### What this task involves
Recast every line of the data below as a numbered list, leaving out any blank lines.

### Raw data
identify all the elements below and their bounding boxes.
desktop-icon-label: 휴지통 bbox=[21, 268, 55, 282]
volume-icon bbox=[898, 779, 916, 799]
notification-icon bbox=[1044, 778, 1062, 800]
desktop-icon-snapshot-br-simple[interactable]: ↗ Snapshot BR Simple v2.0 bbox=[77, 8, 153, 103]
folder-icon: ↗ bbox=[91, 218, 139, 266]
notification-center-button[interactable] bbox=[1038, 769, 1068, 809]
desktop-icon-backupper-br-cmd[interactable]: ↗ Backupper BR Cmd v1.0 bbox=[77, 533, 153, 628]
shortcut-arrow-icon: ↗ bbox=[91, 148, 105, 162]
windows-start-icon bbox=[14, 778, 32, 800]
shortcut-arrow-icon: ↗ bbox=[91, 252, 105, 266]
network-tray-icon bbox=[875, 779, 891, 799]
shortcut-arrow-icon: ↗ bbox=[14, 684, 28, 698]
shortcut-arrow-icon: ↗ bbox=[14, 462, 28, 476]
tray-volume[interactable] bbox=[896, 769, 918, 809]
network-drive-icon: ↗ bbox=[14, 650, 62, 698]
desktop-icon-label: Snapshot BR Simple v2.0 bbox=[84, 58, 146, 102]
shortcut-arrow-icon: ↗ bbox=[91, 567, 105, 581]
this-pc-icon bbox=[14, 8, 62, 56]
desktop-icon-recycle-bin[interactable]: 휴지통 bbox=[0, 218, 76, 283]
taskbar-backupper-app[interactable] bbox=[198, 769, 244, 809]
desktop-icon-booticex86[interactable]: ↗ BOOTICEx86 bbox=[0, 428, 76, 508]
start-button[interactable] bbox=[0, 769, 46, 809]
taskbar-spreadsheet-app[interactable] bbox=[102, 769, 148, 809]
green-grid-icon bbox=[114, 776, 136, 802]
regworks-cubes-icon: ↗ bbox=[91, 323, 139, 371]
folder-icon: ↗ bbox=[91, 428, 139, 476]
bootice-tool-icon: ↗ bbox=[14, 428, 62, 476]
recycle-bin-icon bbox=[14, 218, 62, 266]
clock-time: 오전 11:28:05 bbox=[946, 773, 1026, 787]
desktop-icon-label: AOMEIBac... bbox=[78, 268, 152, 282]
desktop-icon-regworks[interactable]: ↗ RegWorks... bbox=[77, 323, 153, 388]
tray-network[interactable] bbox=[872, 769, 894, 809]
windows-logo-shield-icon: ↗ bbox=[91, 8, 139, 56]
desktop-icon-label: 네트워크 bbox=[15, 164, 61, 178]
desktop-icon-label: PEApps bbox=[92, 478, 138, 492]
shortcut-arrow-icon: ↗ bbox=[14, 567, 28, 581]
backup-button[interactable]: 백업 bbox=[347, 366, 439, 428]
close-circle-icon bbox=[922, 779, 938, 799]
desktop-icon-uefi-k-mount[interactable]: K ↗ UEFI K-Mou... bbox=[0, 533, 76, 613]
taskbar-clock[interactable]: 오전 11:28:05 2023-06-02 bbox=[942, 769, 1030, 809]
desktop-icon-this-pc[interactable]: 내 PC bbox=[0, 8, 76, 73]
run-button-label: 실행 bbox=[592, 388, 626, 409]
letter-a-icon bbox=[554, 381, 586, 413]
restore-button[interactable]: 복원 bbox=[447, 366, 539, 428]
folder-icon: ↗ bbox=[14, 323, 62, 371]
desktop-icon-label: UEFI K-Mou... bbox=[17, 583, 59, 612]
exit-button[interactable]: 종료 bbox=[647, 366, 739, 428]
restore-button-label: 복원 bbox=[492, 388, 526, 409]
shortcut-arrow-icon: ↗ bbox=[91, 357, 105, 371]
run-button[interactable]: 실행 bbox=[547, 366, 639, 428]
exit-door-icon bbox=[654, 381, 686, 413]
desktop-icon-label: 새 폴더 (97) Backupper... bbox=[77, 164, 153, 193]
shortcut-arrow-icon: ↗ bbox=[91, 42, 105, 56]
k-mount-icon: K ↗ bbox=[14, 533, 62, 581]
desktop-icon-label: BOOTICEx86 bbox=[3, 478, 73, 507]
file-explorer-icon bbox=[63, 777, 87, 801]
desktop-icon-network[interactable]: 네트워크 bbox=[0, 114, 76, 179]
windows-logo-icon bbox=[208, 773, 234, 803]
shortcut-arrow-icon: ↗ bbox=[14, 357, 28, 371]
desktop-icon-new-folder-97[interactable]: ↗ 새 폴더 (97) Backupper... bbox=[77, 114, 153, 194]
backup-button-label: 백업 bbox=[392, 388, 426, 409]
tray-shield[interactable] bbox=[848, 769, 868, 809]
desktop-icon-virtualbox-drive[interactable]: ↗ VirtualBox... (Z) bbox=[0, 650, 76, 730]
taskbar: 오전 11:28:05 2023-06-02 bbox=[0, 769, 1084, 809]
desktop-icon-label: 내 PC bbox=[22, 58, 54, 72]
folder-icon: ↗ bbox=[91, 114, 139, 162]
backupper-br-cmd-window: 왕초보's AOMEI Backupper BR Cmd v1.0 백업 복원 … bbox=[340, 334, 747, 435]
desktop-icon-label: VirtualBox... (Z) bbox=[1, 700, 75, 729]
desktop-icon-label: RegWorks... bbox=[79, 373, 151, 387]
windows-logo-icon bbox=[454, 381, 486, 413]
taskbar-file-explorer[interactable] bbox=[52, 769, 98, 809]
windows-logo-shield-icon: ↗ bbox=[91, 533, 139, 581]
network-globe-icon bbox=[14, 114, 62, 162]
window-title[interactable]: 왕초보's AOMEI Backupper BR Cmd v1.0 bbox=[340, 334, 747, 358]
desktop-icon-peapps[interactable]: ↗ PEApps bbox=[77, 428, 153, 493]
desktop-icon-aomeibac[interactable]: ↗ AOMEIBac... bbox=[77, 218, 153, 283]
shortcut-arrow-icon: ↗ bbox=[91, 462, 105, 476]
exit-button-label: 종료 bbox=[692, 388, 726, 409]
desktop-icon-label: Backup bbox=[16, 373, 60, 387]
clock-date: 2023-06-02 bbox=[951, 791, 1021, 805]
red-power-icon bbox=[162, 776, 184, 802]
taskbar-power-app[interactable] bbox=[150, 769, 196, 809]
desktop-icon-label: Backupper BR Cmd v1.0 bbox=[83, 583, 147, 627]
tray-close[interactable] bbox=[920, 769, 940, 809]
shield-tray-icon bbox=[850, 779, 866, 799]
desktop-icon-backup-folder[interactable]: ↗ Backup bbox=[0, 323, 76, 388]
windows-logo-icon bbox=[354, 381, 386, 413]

### Final result
1. identify all the elements below and their bounding boxes.
2. desktop-icon-label: 휴지통 bbox=[21, 268, 55, 282]
3. volume-icon bbox=[898, 779, 916, 799]
4. notification-icon bbox=[1044, 778, 1062, 800]
5. desktop-icon-snapshot-br-simple[interactable]: ↗ Snapshot BR Simple v2.0 bbox=[77, 8, 153, 103]
6. folder-icon: ↗ bbox=[91, 218, 139, 266]
7. notification-center-button[interactable] bbox=[1038, 769, 1068, 809]
8. desktop-icon-backupper-br-cmd[interactable]: ↗ Backupper BR Cmd v1.0 bbox=[77, 533, 153, 628]
9. shortcut-arrow-icon: ↗ bbox=[91, 148, 105, 162]
10. windows-start-icon bbox=[14, 778, 32, 800]
11. shortcut-arrow-icon: ↗ bbox=[91, 252, 105, 266]
12. network-tray-icon bbox=[875, 779, 891, 799]
13. shortcut-arrow-icon: ↗ bbox=[14, 684, 28, 698]
14. shortcut-arrow-icon: ↗ bbox=[14, 462, 28, 476]
15. tray-volume[interactable] bbox=[896, 769, 918, 809]
16. network-drive-icon: ↗ bbox=[14, 650, 62, 698]
17. desktop-icon-label: Snapshot BR Simple v2.0 bbox=[84, 58, 146, 102]
18. shortcut-arrow-icon: ↗ bbox=[91, 567, 105, 581]
19. this-pc-icon bbox=[14, 8, 62, 56]
20. desktop-icon-recycle-bin[interactable]: 휴지통 bbox=[0, 218, 76, 283]
21. taskbar-backupper-app[interactable] bbox=[198, 769, 244, 809]
22. desktop-icon-booticex86[interactable]: ↗ BOOTICEx86 bbox=[0, 428, 76, 508]
23. start-button[interactable] bbox=[0, 769, 46, 809]
24. taskbar-spreadsheet-app[interactable] bbox=[102, 769, 148, 809]
25. green-grid-icon bbox=[114, 776, 136, 802]
26. regworks-cubes-icon: ↗ bbox=[91, 323, 139, 371]
27. folder-icon: ↗ bbox=[91, 428, 139, 476]
28. bootice-tool-icon: ↗ bbox=[14, 428, 62, 476]
29. recycle-bin-icon bbox=[14, 218, 62, 266]
30. clock-time: 오전 11:28:05 bbox=[946, 773, 1026, 787]
31. desktop-icon-label: AOMEIBac... bbox=[78, 268, 152, 282]
32. desktop-icon-regworks[interactable]: ↗ RegWorks... bbox=[77, 323, 153, 388]
33. tray-network[interactable] bbox=[872, 769, 894, 809]
34. windows-logo-shield-icon: ↗ bbox=[91, 8, 139, 56]
35. desktop-icon-label: 네트워크 bbox=[15, 164, 61, 178]
36. desktop-icon-label: PEApps bbox=[92, 478, 138, 492]
37. shortcut-arrow-icon: ↗ bbox=[14, 567, 28, 581]
38. backup-button[interactable]: 백업 bbox=[347, 366, 439, 428]
39. close-circle-icon bbox=[922, 779, 938, 799]
40. desktop-icon-uefi-k-mount[interactable]: K ↗ UEFI K-Mou... bbox=[0, 533, 76, 613]
41. taskbar-clock[interactable]: 오전 11:28:05 2023-06-02 bbox=[942, 769, 1030, 809]
42. desktop-icon-this-pc[interactable]: 내 PC bbox=[0, 8, 76, 73]
43. run-button-label: 실행 bbox=[592, 388, 626, 409]
44. letter-a-icon bbox=[554, 381, 586, 413]
45. restore-button[interactable]: 복원 bbox=[447, 366, 539, 428]
46. folder-icon: ↗ bbox=[14, 323, 62, 371]
47. desktop-icon-label: UEFI K-Mou... bbox=[17, 583, 59, 612]
48. exit-button[interactable]: 종료 bbox=[647, 366, 739, 428]
49. restore-button-label: 복원 bbox=[492, 388, 526, 409]
50. shortcut-arrow-icon: ↗ bbox=[91, 357, 105, 371]
51. run-button[interactable]: 실행 bbox=[547, 366, 639, 428]
52. exit-door-icon bbox=[654, 381, 686, 413]
53. desktop-icon-label: 새 폴더 (97) Backupper... bbox=[77, 164, 153, 193]
54. shortcut-arrow-icon: ↗ bbox=[91, 42, 105, 56]
55. k-mount-icon: K ↗ bbox=[14, 533, 62, 581]
56. desktop-icon-label: BOOTICEx86 bbox=[3, 478, 73, 507]
57. file-explorer-icon bbox=[63, 777, 87, 801]
58. desktop-icon-network[interactable]: 네트워크 bbox=[0, 114, 76, 179]
59. windows-logo-icon bbox=[208, 773, 234, 803]
60. shortcut-arrow-icon: ↗ bbox=[14, 357, 28, 371]
61. desktop-icon-new-folder-97[interactable]: ↗ 새 폴더 (97) Backupper... bbox=[77, 114, 153, 194]
62. backup-button-label: 백업 bbox=[392, 388, 426, 409]
63. tray-shield[interactable] bbox=[848, 769, 868, 809]
64. desktop-icon-virtualbox-drive[interactable]: ↗ VirtualBox... (Z) bbox=[0, 650, 76, 730]
65. taskbar: 오전 11:28:05 2023-06-02 bbox=[0, 769, 1084, 809]
66. desktop-icon-label: 내 PC bbox=[22, 58, 54, 72]
67. folder-icon: ↗ bbox=[91, 114, 139, 162]
68. backupper-br-cmd-window: 왕초보's AOMEI Backupper BR Cmd v1.0 백업 복원 … bbox=[340, 334, 747, 435]
69. desktop-icon-label: VirtualBox... (Z) bbox=[1, 700, 75, 729]
70. desktop-icon-label: RegWorks... bbox=[79, 373, 151, 387]
71. windows-logo-icon bbox=[454, 381, 486, 413]
72. taskbar-file-explorer[interactable] bbox=[52, 769, 98, 809]
73. windows-logo-shield-icon: ↗ bbox=[91, 533, 139, 581]
74. network-globe-icon bbox=[14, 114, 62, 162]
75. window-title[interactable]: 왕초보's AOMEI Backupper BR Cmd v1.0 bbox=[340, 334, 747, 358]
76. desktop-icon-peapps[interactable]: ↗ PEApps bbox=[77, 428, 153, 493]
77. desktop-icon-aomeibac[interactable]: ↗ AOMEIBac... bbox=[77, 218, 153, 283]
78. shortcut-arrow-icon: ↗ bbox=[91, 462, 105, 476]
79. exit-button-label: 종료 bbox=[692, 388, 726, 409]
80. desktop-icon-label: Backup bbox=[16, 373, 60, 387]
81. clock-date: 2023-06-02 bbox=[951, 791, 1021, 805]
82. red-power-icon bbox=[162, 776, 184, 802]
83. taskbar-power-app[interactable] bbox=[150, 769, 196, 809]
84. desktop-icon-label: Backupper BR Cmd v1.0 bbox=[83, 583, 147, 627]
85. tray-close[interactable] bbox=[920, 769, 940, 809]
86. shield-tray-icon bbox=[850, 779, 866, 799]
87. desktop-icon-backup-folder[interactable]: ↗ Backup bbox=[0, 323, 76, 388]
88. windows-logo-icon bbox=[354, 381, 386, 413]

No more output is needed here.